• WRITTEN PROBLEM
Go through each line of the records below and count those with the word "name". Give only the count.

Entries taken from a collection
-------

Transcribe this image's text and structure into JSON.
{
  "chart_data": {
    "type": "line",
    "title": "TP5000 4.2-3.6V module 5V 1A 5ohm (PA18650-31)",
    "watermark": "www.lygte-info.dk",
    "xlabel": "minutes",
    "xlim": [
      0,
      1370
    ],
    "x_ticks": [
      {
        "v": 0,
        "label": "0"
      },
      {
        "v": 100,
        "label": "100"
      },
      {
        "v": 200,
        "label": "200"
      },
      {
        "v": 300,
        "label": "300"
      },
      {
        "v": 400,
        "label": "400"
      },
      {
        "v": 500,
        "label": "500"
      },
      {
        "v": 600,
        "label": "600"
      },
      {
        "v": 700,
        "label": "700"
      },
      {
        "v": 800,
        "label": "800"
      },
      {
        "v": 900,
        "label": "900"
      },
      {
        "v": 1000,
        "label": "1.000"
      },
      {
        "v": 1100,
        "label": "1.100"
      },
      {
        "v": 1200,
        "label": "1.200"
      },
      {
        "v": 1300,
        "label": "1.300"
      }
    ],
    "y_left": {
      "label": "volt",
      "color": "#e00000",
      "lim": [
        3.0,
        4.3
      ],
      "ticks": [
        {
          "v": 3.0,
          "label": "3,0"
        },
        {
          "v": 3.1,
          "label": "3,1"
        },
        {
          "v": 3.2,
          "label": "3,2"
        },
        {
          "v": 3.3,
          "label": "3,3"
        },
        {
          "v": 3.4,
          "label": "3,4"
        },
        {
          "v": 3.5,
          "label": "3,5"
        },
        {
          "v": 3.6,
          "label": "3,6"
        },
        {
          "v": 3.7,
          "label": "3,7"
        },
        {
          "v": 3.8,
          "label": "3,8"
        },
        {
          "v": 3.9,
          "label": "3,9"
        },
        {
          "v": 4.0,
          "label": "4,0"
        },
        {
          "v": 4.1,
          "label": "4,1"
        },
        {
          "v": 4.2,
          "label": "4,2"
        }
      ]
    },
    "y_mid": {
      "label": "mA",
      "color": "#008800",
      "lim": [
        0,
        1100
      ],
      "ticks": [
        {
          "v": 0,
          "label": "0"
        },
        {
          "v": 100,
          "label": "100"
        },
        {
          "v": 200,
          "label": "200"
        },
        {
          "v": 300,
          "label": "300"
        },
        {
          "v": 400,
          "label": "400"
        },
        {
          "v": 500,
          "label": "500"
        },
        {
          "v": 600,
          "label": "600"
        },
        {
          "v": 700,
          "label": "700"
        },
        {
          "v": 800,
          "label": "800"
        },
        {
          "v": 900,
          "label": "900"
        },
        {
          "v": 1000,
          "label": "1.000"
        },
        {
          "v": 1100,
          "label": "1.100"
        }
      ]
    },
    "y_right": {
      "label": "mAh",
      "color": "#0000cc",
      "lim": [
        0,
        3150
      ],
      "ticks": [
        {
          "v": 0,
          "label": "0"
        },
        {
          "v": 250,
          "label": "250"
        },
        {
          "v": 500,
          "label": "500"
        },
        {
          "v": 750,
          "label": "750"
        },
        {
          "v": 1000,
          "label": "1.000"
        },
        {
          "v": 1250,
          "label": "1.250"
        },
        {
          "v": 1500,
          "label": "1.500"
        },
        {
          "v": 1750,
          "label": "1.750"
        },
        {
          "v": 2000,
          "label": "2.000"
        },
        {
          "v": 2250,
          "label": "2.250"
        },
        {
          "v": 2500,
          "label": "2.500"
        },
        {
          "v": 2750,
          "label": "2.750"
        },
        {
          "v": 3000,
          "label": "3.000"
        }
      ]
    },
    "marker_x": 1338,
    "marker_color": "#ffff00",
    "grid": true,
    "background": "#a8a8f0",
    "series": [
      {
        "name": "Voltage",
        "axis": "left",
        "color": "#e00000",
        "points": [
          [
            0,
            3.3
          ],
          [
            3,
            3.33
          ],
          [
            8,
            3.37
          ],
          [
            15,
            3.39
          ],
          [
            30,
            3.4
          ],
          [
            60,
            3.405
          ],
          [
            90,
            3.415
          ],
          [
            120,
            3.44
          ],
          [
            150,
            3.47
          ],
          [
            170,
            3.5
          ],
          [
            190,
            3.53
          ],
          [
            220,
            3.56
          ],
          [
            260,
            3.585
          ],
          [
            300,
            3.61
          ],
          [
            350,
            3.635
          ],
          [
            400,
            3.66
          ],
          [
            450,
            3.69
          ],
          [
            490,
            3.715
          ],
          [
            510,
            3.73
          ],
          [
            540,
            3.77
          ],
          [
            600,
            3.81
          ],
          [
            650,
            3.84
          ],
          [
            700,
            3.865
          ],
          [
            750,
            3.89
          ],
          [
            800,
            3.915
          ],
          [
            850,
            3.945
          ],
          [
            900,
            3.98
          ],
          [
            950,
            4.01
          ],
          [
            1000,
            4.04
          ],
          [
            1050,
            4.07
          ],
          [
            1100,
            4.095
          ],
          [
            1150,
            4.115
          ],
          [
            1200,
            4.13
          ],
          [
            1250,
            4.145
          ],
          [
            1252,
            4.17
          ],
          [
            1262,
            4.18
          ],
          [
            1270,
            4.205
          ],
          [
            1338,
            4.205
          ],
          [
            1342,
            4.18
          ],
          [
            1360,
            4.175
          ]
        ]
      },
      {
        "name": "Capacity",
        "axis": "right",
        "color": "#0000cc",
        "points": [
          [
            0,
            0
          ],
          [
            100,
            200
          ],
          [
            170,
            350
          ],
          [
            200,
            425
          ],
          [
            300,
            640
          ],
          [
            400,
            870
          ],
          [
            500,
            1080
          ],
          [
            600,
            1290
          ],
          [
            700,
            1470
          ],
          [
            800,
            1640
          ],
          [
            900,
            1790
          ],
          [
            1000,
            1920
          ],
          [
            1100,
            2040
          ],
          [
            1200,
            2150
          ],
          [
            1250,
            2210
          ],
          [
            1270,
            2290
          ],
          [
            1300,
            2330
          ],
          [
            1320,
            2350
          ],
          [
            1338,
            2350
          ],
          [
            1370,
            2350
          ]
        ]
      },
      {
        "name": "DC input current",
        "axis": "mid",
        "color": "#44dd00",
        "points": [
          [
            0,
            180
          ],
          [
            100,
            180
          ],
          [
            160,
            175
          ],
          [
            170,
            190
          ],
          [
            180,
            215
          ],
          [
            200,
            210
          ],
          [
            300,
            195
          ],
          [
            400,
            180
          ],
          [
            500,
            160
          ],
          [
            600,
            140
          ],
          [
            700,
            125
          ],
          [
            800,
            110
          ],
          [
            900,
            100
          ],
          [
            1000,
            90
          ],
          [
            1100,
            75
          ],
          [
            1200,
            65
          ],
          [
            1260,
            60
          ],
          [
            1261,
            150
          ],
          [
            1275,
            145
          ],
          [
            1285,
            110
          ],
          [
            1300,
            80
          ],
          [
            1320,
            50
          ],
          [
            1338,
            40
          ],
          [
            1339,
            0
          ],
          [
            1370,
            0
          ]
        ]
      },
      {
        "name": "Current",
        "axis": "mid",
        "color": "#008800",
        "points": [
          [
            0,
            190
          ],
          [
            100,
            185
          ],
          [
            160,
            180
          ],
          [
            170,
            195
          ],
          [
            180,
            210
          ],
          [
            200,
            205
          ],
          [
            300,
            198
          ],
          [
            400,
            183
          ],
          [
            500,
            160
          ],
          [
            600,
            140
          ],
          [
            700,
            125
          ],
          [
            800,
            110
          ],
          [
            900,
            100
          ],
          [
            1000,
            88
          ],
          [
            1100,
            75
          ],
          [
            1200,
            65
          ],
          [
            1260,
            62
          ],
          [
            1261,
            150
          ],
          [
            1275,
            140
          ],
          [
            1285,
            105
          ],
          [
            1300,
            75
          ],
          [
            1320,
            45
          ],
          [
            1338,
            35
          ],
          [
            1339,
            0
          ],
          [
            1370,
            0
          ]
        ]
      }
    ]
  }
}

-------

• RESPONSE TO THIS TASK
4